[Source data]
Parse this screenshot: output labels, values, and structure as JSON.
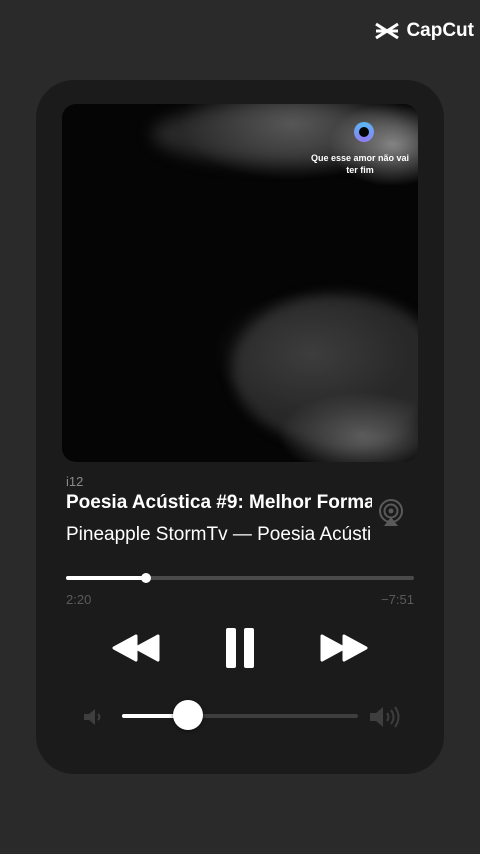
{
  "watermark": {
    "brand": "CapCut",
    "icon": "capcut-logo-icon"
  },
  "artwork": {
    "caption": "Que esse amor não vai ter fim",
    "icon": "story-swirl-icon"
  },
  "now_playing": {
    "source": "i12",
    "title": "Poesia Acústica #9: Melhor Forma",
    "artist_line": "Pineapple StormTv — Poesia Acústica",
    "airplay_icon": "airplay-icon"
  },
  "playback": {
    "progress": 0.23,
    "elapsed": "2:20",
    "remaining": "−7:51"
  },
  "controls": {
    "rewind_icon": "rewind-icon",
    "pause_icon": "pause-icon",
    "forward_icon": "fast-forward-icon"
  },
  "volume": {
    "level": 0.28,
    "low_icon": "volume-low-icon",
    "high_icon": "volume-high-icon"
  },
  "colors": {
    "background": "#2a2a2a",
    "card": "#1b1b1b",
    "accent": "#ffffff",
    "muted": "#5a5a5a"
  }
}
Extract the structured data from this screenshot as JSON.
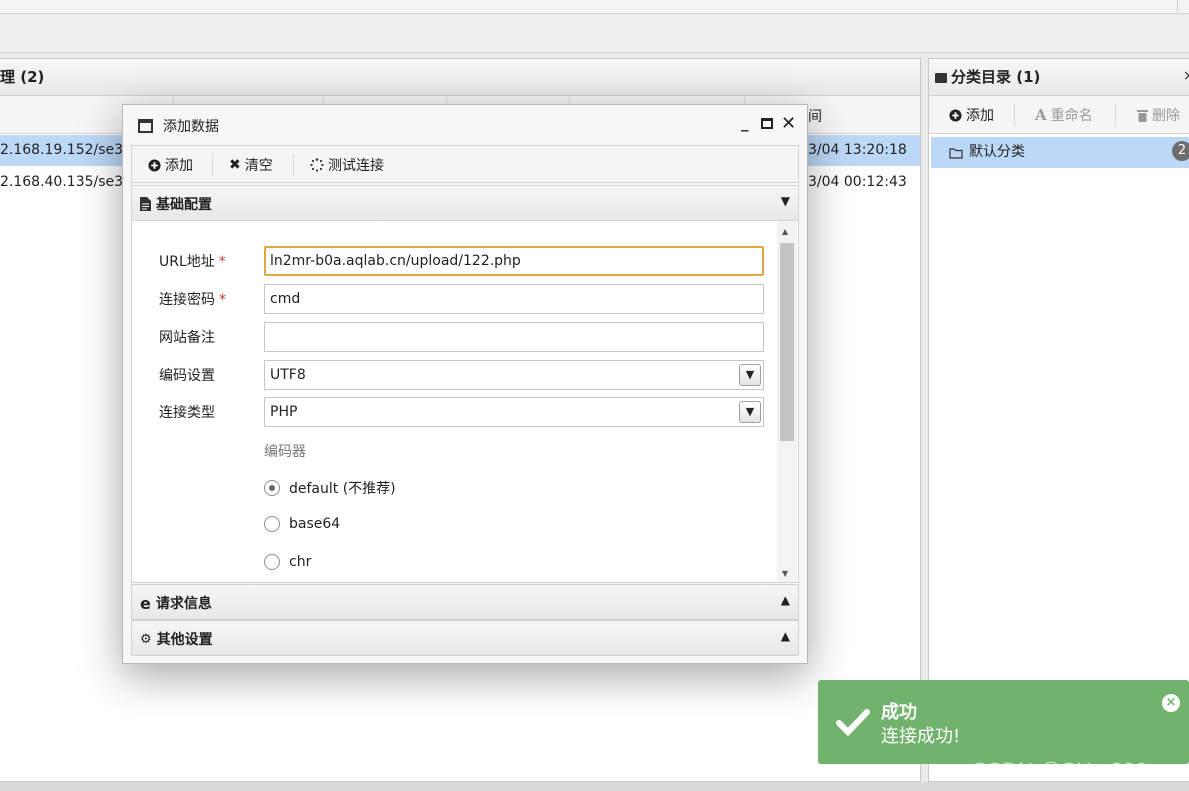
{
  "left_panel": {
    "title": "理 (2)",
    "column_time_label": "间",
    "rows": [
      {
        "url": "2.168.19.152/se3",
        "time": "3/04 13:20:18"
      },
      {
        "url": "2.168.40.135/se3",
        "time": "3/04 00:12:43"
      }
    ]
  },
  "right_panel": {
    "title": "分类目录 (1)",
    "close": "×",
    "toolbar": {
      "add": "添加",
      "rename": "重命名",
      "delete": "删除"
    },
    "tree": [
      {
        "label": "默认分类",
        "count": "2"
      }
    ]
  },
  "dialog": {
    "title": "添加数据",
    "toolbar": {
      "add": "添加",
      "clear": "清空",
      "test": "测试连接"
    },
    "section_basic": "基础配置",
    "section_request": "请求信息",
    "section_other": "其他设置",
    "form": {
      "url_label": "URL地址",
      "url_value": "ln2mr-b0a.aqlab.cn/upload/122.php",
      "password_label": "连接密码",
      "password_value": "cmd",
      "note_label": "网站备注",
      "note_value": "",
      "encoding_label": "编码设置",
      "encoding_value": "UTF8",
      "type_label": "连接类型",
      "type_value": "PHP",
      "encoder_title": "编码器",
      "encoders": [
        {
          "label": "default (不推荐)",
          "selected": true
        },
        {
          "label": "base64",
          "selected": false
        },
        {
          "label": "chr",
          "selected": false
        }
      ],
      "required_mark": "*"
    }
  },
  "toast": {
    "title": "成功",
    "message": "连接成功!",
    "close": "×",
    "color": "#71b36d"
  },
  "watermark": "CSDN @SH . 336"
}
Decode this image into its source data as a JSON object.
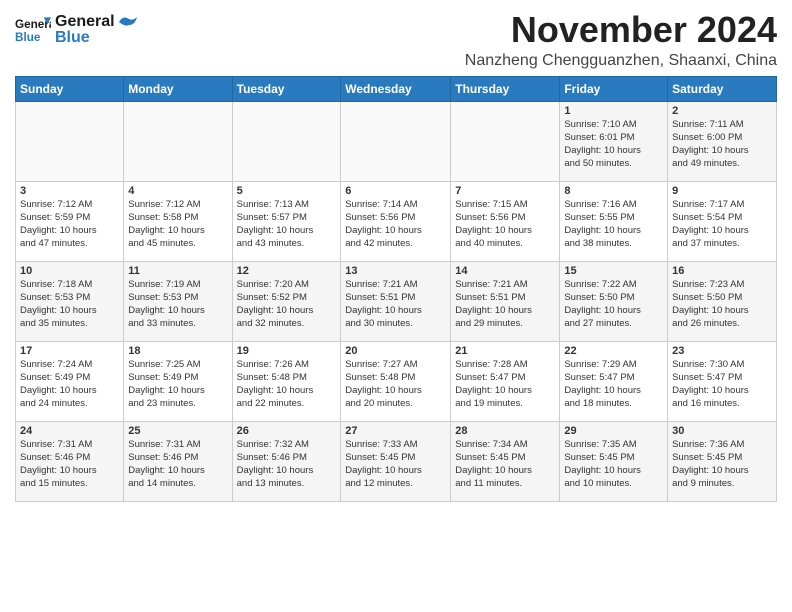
{
  "header": {
    "logo_line1": "General",
    "logo_line2": "Blue",
    "month": "November 2024",
    "location": "Nanzheng Chengguanzhen, Shaanxi, China"
  },
  "weekdays": [
    "Sunday",
    "Monday",
    "Tuesday",
    "Wednesday",
    "Thursday",
    "Friday",
    "Saturday"
  ],
  "weeks": [
    [
      {
        "day": "",
        "info": ""
      },
      {
        "day": "",
        "info": ""
      },
      {
        "day": "",
        "info": ""
      },
      {
        "day": "",
        "info": ""
      },
      {
        "day": "",
        "info": ""
      },
      {
        "day": "1",
        "info": "Sunrise: 7:10 AM\nSunset: 6:01 PM\nDaylight: 10 hours\nand 50 minutes."
      },
      {
        "day": "2",
        "info": "Sunrise: 7:11 AM\nSunset: 6:00 PM\nDaylight: 10 hours\nand 49 minutes."
      }
    ],
    [
      {
        "day": "3",
        "info": "Sunrise: 7:12 AM\nSunset: 5:59 PM\nDaylight: 10 hours\nand 47 minutes."
      },
      {
        "day": "4",
        "info": "Sunrise: 7:12 AM\nSunset: 5:58 PM\nDaylight: 10 hours\nand 45 minutes."
      },
      {
        "day": "5",
        "info": "Sunrise: 7:13 AM\nSunset: 5:57 PM\nDaylight: 10 hours\nand 43 minutes."
      },
      {
        "day": "6",
        "info": "Sunrise: 7:14 AM\nSunset: 5:56 PM\nDaylight: 10 hours\nand 42 minutes."
      },
      {
        "day": "7",
        "info": "Sunrise: 7:15 AM\nSunset: 5:56 PM\nDaylight: 10 hours\nand 40 minutes."
      },
      {
        "day": "8",
        "info": "Sunrise: 7:16 AM\nSunset: 5:55 PM\nDaylight: 10 hours\nand 38 minutes."
      },
      {
        "day": "9",
        "info": "Sunrise: 7:17 AM\nSunset: 5:54 PM\nDaylight: 10 hours\nand 37 minutes."
      }
    ],
    [
      {
        "day": "10",
        "info": "Sunrise: 7:18 AM\nSunset: 5:53 PM\nDaylight: 10 hours\nand 35 minutes."
      },
      {
        "day": "11",
        "info": "Sunrise: 7:19 AM\nSunset: 5:53 PM\nDaylight: 10 hours\nand 33 minutes."
      },
      {
        "day": "12",
        "info": "Sunrise: 7:20 AM\nSunset: 5:52 PM\nDaylight: 10 hours\nand 32 minutes."
      },
      {
        "day": "13",
        "info": "Sunrise: 7:21 AM\nSunset: 5:51 PM\nDaylight: 10 hours\nand 30 minutes."
      },
      {
        "day": "14",
        "info": "Sunrise: 7:21 AM\nSunset: 5:51 PM\nDaylight: 10 hours\nand 29 minutes."
      },
      {
        "day": "15",
        "info": "Sunrise: 7:22 AM\nSunset: 5:50 PM\nDaylight: 10 hours\nand 27 minutes."
      },
      {
        "day": "16",
        "info": "Sunrise: 7:23 AM\nSunset: 5:50 PM\nDaylight: 10 hours\nand 26 minutes."
      }
    ],
    [
      {
        "day": "17",
        "info": "Sunrise: 7:24 AM\nSunset: 5:49 PM\nDaylight: 10 hours\nand 24 minutes."
      },
      {
        "day": "18",
        "info": "Sunrise: 7:25 AM\nSunset: 5:49 PM\nDaylight: 10 hours\nand 23 minutes."
      },
      {
        "day": "19",
        "info": "Sunrise: 7:26 AM\nSunset: 5:48 PM\nDaylight: 10 hours\nand 22 minutes."
      },
      {
        "day": "20",
        "info": "Sunrise: 7:27 AM\nSunset: 5:48 PM\nDaylight: 10 hours\nand 20 minutes."
      },
      {
        "day": "21",
        "info": "Sunrise: 7:28 AM\nSunset: 5:47 PM\nDaylight: 10 hours\nand 19 minutes."
      },
      {
        "day": "22",
        "info": "Sunrise: 7:29 AM\nSunset: 5:47 PM\nDaylight: 10 hours\nand 18 minutes."
      },
      {
        "day": "23",
        "info": "Sunrise: 7:30 AM\nSunset: 5:47 PM\nDaylight: 10 hours\nand 16 minutes."
      }
    ],
    [
      {
        "day": "24",
        "info": "Sunrise: 7:31 AM\nSunset: 5:46 PM\nDaylight: 10 hours\nand 15 minutes."
      },
      {
        "day": "25",
        "info": "Sunrise: 7:31 AM\nSunset: 5:46 PM\nDaylight: 10 hours\nand 14 minutes."
      },
      {
        "day": "26",
        "info": "Sunrise: 7:32 AM\nSunset: 5:46 PM\nDaylight: 10 hours\nand 13 minutes."
      },
      {
        "day": "27",
        "info": "Sunrise: 7:33 AM\nSunset: 5:45 PM\nDaylight: 10 hours\nand 12 minutes."
      },
      {
        "day": "28",
        "info": "Sunrise: 7:34 AM\nSunset: 5:45 PM\nDaylight: 10 hours\nand 11 minutes."
      },
      {
        "day": "29",
        "info": "Sunrise: 7:35 AM\nSunset: 5:45 PM\nDaylight: 10 hours\nand 10 minutes."
      },
      {
        "day": "30",
        "info": "Sunrise: 7:36 AM\nSunset: 5:45 PM\nDaylight: 10 hours\nand 9 minutes."
      }
    ]
  ]
}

Short problem: Leave the pictures out and reproduce each record exactly as written.

Complete output:
Parse this screenshot: output labels, values, and structure as JSON.
{
  "watermark": {
    "brand": "CapCut",
    "icon": "capcut-logo-icon"
  },
  "artwork": {
    "caption": "Que esse amor não vai ter fim",
    "icon": "story-swirl-icon"
  },
  "now_playing": {
    "source": "i12",
    "title": "Poesia Acústica #9: Melhor Forma",
    "artist_line": "Pineapple StormTv — Poesia Acústica",
    "airplay_icon": "airplay-icon"
  },
  "playback": {
    "progress": 0.23,
    "elapsed": "2:20",
    "remaining": "−7:51"
  },
  "controls": {
    "rewind_icon": "rewind-icon",
    "pause_icon": "pause-icon",
    "forward_icon": "fast-forward-icon"
  },
  "volume": {
    "level": 0.28,
    "low_icon": "volume-low-icon",
    "high_icon": "volume-high-icon"
  },
  "colors": {
    "background": "#2a2a2a",
    "card": "#1b1b1b",
    "accent": "#ffffff",
    "muted": "#5a5a5a"
  }
}
Extract the structured data from this screenshot as JSON.
{
  "left_panel": {
    "title": "理 (2)",
    "column_time_label": "间",
    "rows": [
      {
        "url": "2.168.19.152/se3",
        "time": "3/04 13:20:18"
      },
      {
        "url": "2.168.40.135/se3",
        "time": "3/04 00:12:43"
      }
    ]
  },
  "right_panel": {
    "title": "分类目录 (1)",
    "close": "×",
    "toolbar": {
      "add": "添加",
      "rename": "重命名",
      "delete": "删除"
    },
    "tree": [
      {
        "label": "默认分类",
        "count": "2"
      }
    ]
  },
  "dialog": {
    "title": "添加数据",
    "toolbar": {
      "add": "添加",
      "clear": "清空",
      "test": "测试连接"
    },
    "section_basic": "基础配置",
    "section_request": "请求信息",
    "section_other": "其他设置",
    "form": {
      "url_label": "URL地址",
      "url_value": "ln2mr-b0a.aqlab.cn/upload/122.php",
      "password_label": "连接密码",
      "password_value": "cmd",
      "note_label": "网站备注",
      "note_value": "",
      "encoding_label": "编码设置",
      "encoding_value": "UTF8",
      "type_label": "连接类型",
      "type_value": "PHP",
      "encoder_title": "编码器",
      "encoders": [
        {
          "label": "default (不推荐)",
          "selected": true
        },
        {
          "label": "base64",
          "selected": false
        },
        {
          "label": "chr",
          "selected": false
        }
      ],
      "required_mark": "*"
    }
  },
  "toast": {
    "title": "成功",
    "message": "连接成功!",
    "close": "×",
    "color": "#71b36d"
  },
  "watermark": "CSDN @SH . 336"
}
Decode this image into its source data as a JSON object.
{
  "header": {
    "logo_line1": "General",
    "logo_line2": "Blue",
    "month": "November 2024",
    "location": "Nanzheng Chengguanzhen, Shaanxi, China"
  },
  "weekdays": [
    "Sunday",
    "Monday",
    "Tuesday",
    "Wednesday",
    "Thursday",
    "Friday",
    "Saturday"
  ],
  "weeks": [
    [
      {
        "day": "",
        "info": ""
      },
      {
        "day": "",
        "info": ""
      },
      {
        "day": "",
        "info": ""
      },
      {
        "day": "",
        "info": ""
      },
      {
        "day": "",
        "info": ""
      },
      {
        "day": "1",
        "info": "Sunrise: 7:10 AM\nSunset: 6:01 PM\nDaylight: 10 hours\nand 50 minutes."
      },
      {
        "day": "2",
        "info": "Sunrise: 7:11 AM\nSunset: 6:00 PM\nDaylight: 10 hours\nand 49 minutes."
      }
    ],
    [
      {
        "day": "3",
        "info": "Sunrise: 7:12 AM\nSunset: 5:59 PM\nDaylight: 10 hours\nand 47 minutes."
      },
      {
        "day": "4",
        "info": "Sunrise: 7:12 AM\nSunset: 5:58 PM\nDaylight: 10 hours\nand 45 minutes."
      },
      {
        "day": "5",
        "info": "Sunrise: 7:13 AM\nSunset: 5:57 PM\nDaylight: 10 hours\nand 43 minutes."
      },
      {
        "day": "6",
        "info": "Sunrise: 7:14 AM\nSunset: 5:56 PM\nDaylight: 10 hours\nand 42 minutes."
      },
      {
        "day": "7",
        "info": "Sunrise: 7:15 AM\nSunset: 5:56 PM\nDaylight: 10 hours\nand 40 minutes."
      },
      {
        "day": "8",
        "info": "Sunrise: 7:16 AM\nSunset: 5:55 PM\nDaylight: 10 hours\nand 38 minutes."
      },
      {
        "day": "9",
        "info": "Sunrise: 7:17 AM\nSunset: 5:54 PM\nDaylight: 10 hours\nand 37 minutes."
      }
    ],
    [
      {
        "day": "10",
        "info": "Sunrise: 7:18 AM\nSunset: 5:53 PM\nDaylight: 10 hours\nand 35 minutes."
      },
      {
        "day": "11",
        "info": "Sunrise: 7:19 AM\nSunset: 5:53 PM\nDaylight: 10 hours\nand 33 minutes."
      },
      {
        "day": "12",
        "info": "Sunrise: 7:20 AM\nSunset: 5:52 PM\nDaylight: 10 hours\nand 32 minutes."
      },
      {
        "day": "13",
        "info": "Sunrise: 7:21 AM\nSunset: 5:51 PM\nDaylight: 10 hours\nand 30 minutes."
      },
      {
        "day": "14",
        "info": "Sunrise: 7:21 AM\nSunset: 5:51 PM\nDaylight: 10 hours\nand 29 minutes."
      },
      {
        "day": "15",
        "info": "Sunrise: 7:22 AM\nSunset: 5:50 PM\nDaylight: 10 hours\nand 27 minutes."
      },
      {
        "day": "16",
        "info": "Sunrise: 7:23 AM\nSunset: 5:50 PM\nDaylight: 10 hours\nand 26 minutes."
      }
    ],
    [
      {
        "day": "17",
        "info": "Sunrise: 7:24 AM\nSunset: 5:49 PM\nDaylight: 10 hours\nand 24 minutes."
      },
      {
        "day": "18",
        "info": "Sunrise: 7:25 AM\nSunset: 5:49 PM\nDaylight: 10 hours\nand 23 minutes."
      },
      {
        "day": "19",
        "info": "Sunrise: 7:26 AM\nSunset: 5:48 PM\nDaylight: 10 hours\nand 22 minutes."
      },
      {
        "day": "20",
        "info": "Sunrise: 7:27 AM\nSunset: 5:48 PM\nDaylight: 10 hours\nand 20 minutes."
      },
      {
        "day": "21",
        "info": "Sunrise: 7:28 AM\nSunset: 5:47 PM\nDaylight: 10 hours\nand 19 minutes."
      },
      {
        "day": "22",
        "info": "Sunrise: 7:29 AM\nSunset: 5:47 PM\nDaylight: 10 hours\nand 18 minutes."
      },
      {
        "day": "23",
        "info": "Sunrise: 7:30 AM\nSunset: 5:47 PM\nDaylight: 10 hours\nand 16 minutes."
      }
    ],
    [
      {
        "day": "24",
        "info": "Sunrise: 7:31 AM\nSunset: 5:46 PM\nDaylight: 10 hours\nand 15 minutes."
      },
      {
        "day": "25",
        "info": "Sunrise: 7:31 AM\nSunset: 5:46 PM\nDaylight: 10 hours\nand 14 minutes."
      },
      {
        "day": "26",
        "info": "Sunrise: 7:32 AM\nSunset: 5:46 PM\nDaylight: 10 hours\nand 13 minutes."
      },
      {
        "day": "27",
        "info": "Sunrise: 7:33 AM\nSunset: 5:45 PM\nDaylight: 10 hours\nand 12 minutes."
      },
      {
        "day": "28",
        "info": "Sunrise: 7:34 AM\nSunset: 5:45 PM\nDaylight: 10 hours\nand 11 minutes."
      },
      {
        "day": "29",
        "info": "Sunrise: 7:35 AM\nSunset: 5:45 PM\nDaylight: 10 hours\nand 10 minutes."
      },
      {
        "day": "30",
        "info": "Sunrise: 7:36 AM\nSunset: 5:45 PM\nDaylight: 10 hours\nand 9 minutes."
      }
    ]
  ]
}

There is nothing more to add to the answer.